▶ **Work required**: Copy every line of the listing below exactly as it appears, without changing anything.

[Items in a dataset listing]
>>>
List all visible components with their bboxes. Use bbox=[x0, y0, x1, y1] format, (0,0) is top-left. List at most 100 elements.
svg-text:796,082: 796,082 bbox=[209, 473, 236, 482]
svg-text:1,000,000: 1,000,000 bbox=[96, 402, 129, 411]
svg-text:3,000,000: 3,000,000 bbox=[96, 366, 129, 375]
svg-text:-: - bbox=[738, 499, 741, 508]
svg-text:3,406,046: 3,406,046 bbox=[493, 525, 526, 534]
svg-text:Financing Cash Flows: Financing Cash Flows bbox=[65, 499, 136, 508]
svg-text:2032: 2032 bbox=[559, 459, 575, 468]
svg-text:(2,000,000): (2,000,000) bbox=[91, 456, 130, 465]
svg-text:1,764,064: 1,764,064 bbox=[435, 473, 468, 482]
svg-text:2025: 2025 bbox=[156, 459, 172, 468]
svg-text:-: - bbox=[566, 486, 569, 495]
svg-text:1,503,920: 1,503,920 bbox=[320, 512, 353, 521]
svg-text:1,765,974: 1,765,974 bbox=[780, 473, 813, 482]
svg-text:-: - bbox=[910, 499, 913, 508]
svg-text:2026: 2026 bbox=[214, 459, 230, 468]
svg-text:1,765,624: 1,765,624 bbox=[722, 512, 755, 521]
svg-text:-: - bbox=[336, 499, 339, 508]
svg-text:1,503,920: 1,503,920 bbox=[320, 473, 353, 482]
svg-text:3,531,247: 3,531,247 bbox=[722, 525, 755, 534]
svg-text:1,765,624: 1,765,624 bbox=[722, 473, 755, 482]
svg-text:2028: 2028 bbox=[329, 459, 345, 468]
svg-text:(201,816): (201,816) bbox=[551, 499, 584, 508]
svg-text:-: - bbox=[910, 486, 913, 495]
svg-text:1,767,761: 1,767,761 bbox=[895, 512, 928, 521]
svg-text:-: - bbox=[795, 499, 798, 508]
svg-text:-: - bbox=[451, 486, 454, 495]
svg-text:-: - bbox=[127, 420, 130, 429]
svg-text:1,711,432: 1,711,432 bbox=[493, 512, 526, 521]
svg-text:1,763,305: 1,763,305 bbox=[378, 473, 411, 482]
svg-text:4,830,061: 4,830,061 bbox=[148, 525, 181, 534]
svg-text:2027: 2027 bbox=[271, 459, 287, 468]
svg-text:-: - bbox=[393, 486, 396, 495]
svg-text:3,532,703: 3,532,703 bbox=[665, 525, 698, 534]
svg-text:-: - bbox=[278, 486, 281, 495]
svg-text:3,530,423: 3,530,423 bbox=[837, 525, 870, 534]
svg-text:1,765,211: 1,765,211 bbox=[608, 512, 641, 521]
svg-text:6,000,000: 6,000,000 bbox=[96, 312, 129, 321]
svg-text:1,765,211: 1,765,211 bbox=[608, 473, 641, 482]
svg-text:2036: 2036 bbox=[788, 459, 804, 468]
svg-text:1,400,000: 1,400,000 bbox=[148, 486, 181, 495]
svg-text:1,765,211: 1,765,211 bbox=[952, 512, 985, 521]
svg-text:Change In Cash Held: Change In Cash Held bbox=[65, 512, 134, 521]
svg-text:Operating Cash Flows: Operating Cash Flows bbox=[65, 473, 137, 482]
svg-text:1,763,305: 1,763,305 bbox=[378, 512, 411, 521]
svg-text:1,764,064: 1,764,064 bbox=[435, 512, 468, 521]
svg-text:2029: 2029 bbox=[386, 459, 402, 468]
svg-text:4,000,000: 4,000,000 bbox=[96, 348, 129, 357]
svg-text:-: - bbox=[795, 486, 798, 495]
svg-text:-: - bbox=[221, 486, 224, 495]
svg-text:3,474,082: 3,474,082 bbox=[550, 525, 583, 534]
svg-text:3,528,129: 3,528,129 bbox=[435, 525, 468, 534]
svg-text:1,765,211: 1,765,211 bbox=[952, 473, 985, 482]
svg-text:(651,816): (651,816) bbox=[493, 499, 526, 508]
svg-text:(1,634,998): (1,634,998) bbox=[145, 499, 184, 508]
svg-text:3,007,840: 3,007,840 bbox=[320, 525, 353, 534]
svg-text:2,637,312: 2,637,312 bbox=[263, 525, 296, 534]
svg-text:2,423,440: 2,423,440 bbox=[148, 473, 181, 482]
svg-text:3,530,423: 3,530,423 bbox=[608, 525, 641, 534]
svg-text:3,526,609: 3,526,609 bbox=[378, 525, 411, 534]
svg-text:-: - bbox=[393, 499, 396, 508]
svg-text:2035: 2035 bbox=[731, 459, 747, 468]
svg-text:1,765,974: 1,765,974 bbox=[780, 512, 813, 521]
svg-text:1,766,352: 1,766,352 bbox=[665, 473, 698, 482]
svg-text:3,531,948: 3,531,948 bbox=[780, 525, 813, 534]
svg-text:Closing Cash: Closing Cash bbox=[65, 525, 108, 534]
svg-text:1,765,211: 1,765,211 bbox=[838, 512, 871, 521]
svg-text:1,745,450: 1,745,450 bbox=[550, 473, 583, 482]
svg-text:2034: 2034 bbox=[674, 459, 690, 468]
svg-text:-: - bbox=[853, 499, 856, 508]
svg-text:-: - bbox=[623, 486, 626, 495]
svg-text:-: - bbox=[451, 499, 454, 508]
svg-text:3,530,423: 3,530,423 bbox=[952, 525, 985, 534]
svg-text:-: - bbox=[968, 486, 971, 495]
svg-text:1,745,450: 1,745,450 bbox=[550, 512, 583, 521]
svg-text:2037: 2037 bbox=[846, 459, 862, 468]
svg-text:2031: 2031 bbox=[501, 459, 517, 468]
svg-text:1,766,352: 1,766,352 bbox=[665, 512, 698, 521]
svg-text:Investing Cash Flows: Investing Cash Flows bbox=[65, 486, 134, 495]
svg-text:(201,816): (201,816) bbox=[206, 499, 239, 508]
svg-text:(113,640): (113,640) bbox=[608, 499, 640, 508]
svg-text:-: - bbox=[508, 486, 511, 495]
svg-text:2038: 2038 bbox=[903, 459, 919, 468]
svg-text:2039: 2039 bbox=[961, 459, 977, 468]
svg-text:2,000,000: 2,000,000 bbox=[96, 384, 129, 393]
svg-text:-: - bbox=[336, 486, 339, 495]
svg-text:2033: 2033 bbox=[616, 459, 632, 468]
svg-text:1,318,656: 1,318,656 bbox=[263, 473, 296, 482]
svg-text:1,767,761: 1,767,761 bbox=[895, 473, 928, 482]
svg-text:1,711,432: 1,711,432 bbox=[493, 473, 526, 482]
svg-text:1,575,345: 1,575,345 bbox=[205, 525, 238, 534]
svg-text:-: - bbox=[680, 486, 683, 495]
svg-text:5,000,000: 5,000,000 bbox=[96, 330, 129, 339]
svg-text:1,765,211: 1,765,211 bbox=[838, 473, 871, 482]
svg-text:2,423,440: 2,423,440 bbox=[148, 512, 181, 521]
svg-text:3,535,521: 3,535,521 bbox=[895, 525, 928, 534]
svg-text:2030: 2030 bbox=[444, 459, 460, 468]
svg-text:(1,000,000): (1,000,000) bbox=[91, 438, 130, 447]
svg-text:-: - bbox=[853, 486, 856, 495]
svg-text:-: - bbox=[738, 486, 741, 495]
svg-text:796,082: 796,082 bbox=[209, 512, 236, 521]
<<<
▶ **Output below**:
List all visible components with their bboxes. Use bbox=[x0, y0, x1, y1] format, (0,0) is top-left. List at most 100 elements.
svg-text:796,082: 796,082 bbox=[209, 473, 236, 482]
svg-text:1,000,000: 1,000,000 bbox=[96, 402, 129, 411]
svg-text:3,000,000: 3,000,000 bbox=[96, 366, 129, 375]
svg-text:-: - bbox=[738, 499, 741, 508]
svg-text:3,406,046: 3,406,046 bbox=[493, 525, 526, 534]
svg-text:Financing Cash Flows: Financing Cash Flows bbox=[65, 499, 136, 508]
svg-text:2032: 2032 bbox=[559, 459, 575, 468]
svg-text:(2,000,000): (2,000,000) bbox=[91, 456, 130, 465]
svg-text:1,764,064: 1,764,064 bbox=[435, 473, 468, 482]
svg-text:2025: 2025 bbox=[156, 459, 172, 468]
svg-text:-: - bbox=[566, 486, 569, 495]
svg-text:1,503,920: 1,503,920 bbox=[320, 512, 353, 521]
svg-text:1,765,974: 1,765,974 bbox=[780, 473, 813, 482]
svg-text:-: - bbox=[910, 499, 913, 508]
svg-text:2026: 2026 bbox=[214, 459, 230, 468]
svg-text:1,765,624: 1,765,624 bbox=[722, 512, 755, 521]
svg-text:-: - bbox=[336, 499, 339, 508]
svg-text:1,503,920: 1,503,920 bbox=[320, 473, 353, 482]
svg-text:3,531,247: 3,531,247 bbox=[722, 525, 755, 534]
svg-text:1,765,624: 1,765,624 bbox=[722, 473, 755, 482]
svg-text:2028: 2028 bbox=[329, 459, 345, 468]
svg-text:(201,816): (201,816) bbox=[551, 499, 584, 508]
svg-text:-: - bbox=[910, 486, 913, 495]
svg-text:1,767,761: 1,767,761 bbox=[895, 512, 928, 521]
svg-text:-: - bbox=[795, 499, 798, 508]
svg-text:-: - bbox=[451, 486, 454, 495]
svg-text:-: - bbox=[127, 420, 130, 429]
svg-text:1,711,432: 1,711,432 bbox=[493, 512, 526, 521]
svg-text:1,763,305: 1,763,305 bbox=[378, 473, 411, 482]
svg-text:4,830,061: 4,830,061 bbox=[148, 525, 181, 534]
svg-text:2027: 2027 bbox=[271, 459, 287, 468]
svg-text:-: - bbox=[393, 486, 396, 495]
svg-text:3,532,703: 3,532,703 bbox=[665, 525, 698, 534]
svg-text:-: - bbox=[278, 486, 281, 495]
svg-text:3,530,423: 3,530,423 bbox=[837, 525, 870, 534]
svg-text:1,765,211: 1,765,211 bbox=[608, 512, 641, 521]
svg-text:6,000,000: 6,000,000 bbox=[96, 312, 129, 321]
svg-text:1,765,211: 1,765,211 bbox=[608, 473, 641, 482]
svg-text:2036: 2036 bbox=[788, 459, 804, 468]
svg-text:1,400,000: 1,400,000 bbox=[148, 486, 181, 495]
svg-text:1,765,211: 1,765,211 bbox=[952, 512, 985, 521]
svg-text:Change In Cash Held: Change In Cash Held bbox=[65, 512, 134, 521]
svg-text:Operating Cash Flows: Operating Cash Flows bbox=[65, 473, 137, 482]
svg-text:1,763,305: 1,763,305 bbox=[378, 512, 411, 521]
svg-text:1,764,064: 1,764,064 bbox=[435, 512, 468, 521]
svg-text:2029: 2029 bbox=[386, 459, 402, 468]
svg-text:4,000,000: 4,000,000 bbox=[96, 348, 129, 357]
svg-text:-: - bbox=[795, 486, 798, 495]
svg-text:-: - bbox=[221, 486, 224, 495]
svg-text:3,474,082: 3,474,082 bbox=[550, 525, 583, 534]
svg-text:3,528,129: 3,528,129 bbox=[435, 525, 468, 534]
svg-text:1,765,211: 1,765,211 bbox=[952, 473, 985, 482]
svg-text:(651,816): (651,816) bbox=[493, 499, 526, 508]
svg-text:(1,634,998): (1,634,998) bbox=[145, 499, 184, 508]
svg-text:3,007,840: 3,007,840 bbox=[320, 525, 353, 534]
svg-text:2,637,312: 2,637,312 bbox=[263, 525, 296, 534]
svg-text:2,423,440: 2,423,440 bbox=[148, 473, 181, 482]
svg-text:3,530,423: 3,530,423 bbox=[608, 525, 641, 534]
svg-text:3,526,609: 3,526,609 bbox=[378, 525, 411, 534]
svg-text:-: - bbox=[393, 499, 396, 508]
svg-text:2035: 2035 bbox=[731, 459, 747, 468]
svg-text:1,765,974: 1,765,974 bbox=[780, 512, 813, 521]
svg-text:1,766,352: 1,766,352 bbox=[665, 473, 698, 482]
svg-text:3,531,948: 3,531,948 bbox=[780, 525, 813, 534]
svg-text:Closing Cash: Closing Cash bbox=[65, 525, 108, 534]
svg-text:1,765,211: 1,765,211 bbox=[838, 512, 871, 521]
svg-text:1,745,450: 1,745,450 bbox=[550, 473, 583, 482]
svg-text:2034: 2034 bbox=[674, 459, 690, 468]
svg-text:-: - bbox=[853, 499, 856, 508]
svg-text:-: - bbox=[623, 486, 626, 495]
svg-text:-: - bbox=[451, 499, 454, 508]
svg-text:3,530,423: 3,530,423 bbox=[952, 525, 985, 534]
svg-text:-: - bbox=[968, 486, 971, 495]
svg-text:1,745,450: 1,745,450 bbox=[550, 512, 583, 521]
svg-text:2037: 2037 bbox=[846, 459, 862, 468]
svg-text:2031: 2031 bbox=[501, 459, 517, 468]
svg-text:1,766,352: 1,766,352 bbox=[665, 512, 698, 521]
svg-text:Investing Cash Flows: Investing Cash Flows bbox=[65, 486, 134, 495]
svg-text:(201,816): (201,816) bbox=[206, 499, 239, 508]
svg-text:(113,640): (113,640) bbox=[608, 499, 640, 508]
svg-text:-: - bbox=[508, 486, 511, 495]
svg-text:2038: 2038 bbox=[903, 459, 919, 468]
svg-text:2039: 2039 bbox=[961, 459, 977, 468]
svg-text:2,000,000: 2,000,000 bbox=[96, 384, 129, 393]
svg-text:-: - bbox=[336, 486, 339, 495]
svg-text:2033: 2033 bbox=[616, 459, 632, 468]
svg-text:1,318,656: 1,318,656 bbox=[263, 473, 296, 482]
svg-text:1,767,761: 1,767,761 bbox=[895, 473, 928, 482]
svg-text:1,711,432: 1,711,432 bbox=[493, 473, 526, 482]
svg-text:1,575,345: 1,575,345 bbox=[205, 525, 238, 534]
svg-text:-: - bbox=[680, 486, 683, 495]
svg-text:5,000,000: 5,000,000 bbox=[96, 330, 129, 339]
svg-text:1,765,211: 1,765,211 bbox=[838, 473, 871, 482]
svg-text:2,423,440: 2,423,440 bbox=[148, 512, 181, 521]
svg-text:3,535,521: 3,535,521 bbox=[895, 525, 928, 534]
svg-text:2030: 2030 bbox=[444, 459, 460, 468]
svg-text:(1,000,000): (1,000,000) bbox=[91, 438, 130, 447]
svg-text:-: - bbox=[853, 486, 856, 495]
svg-text:-: - bbox=[738, 486, 741, 495]
svg-text:796,082: 796,082 bbox=[209, 512, 236, 521]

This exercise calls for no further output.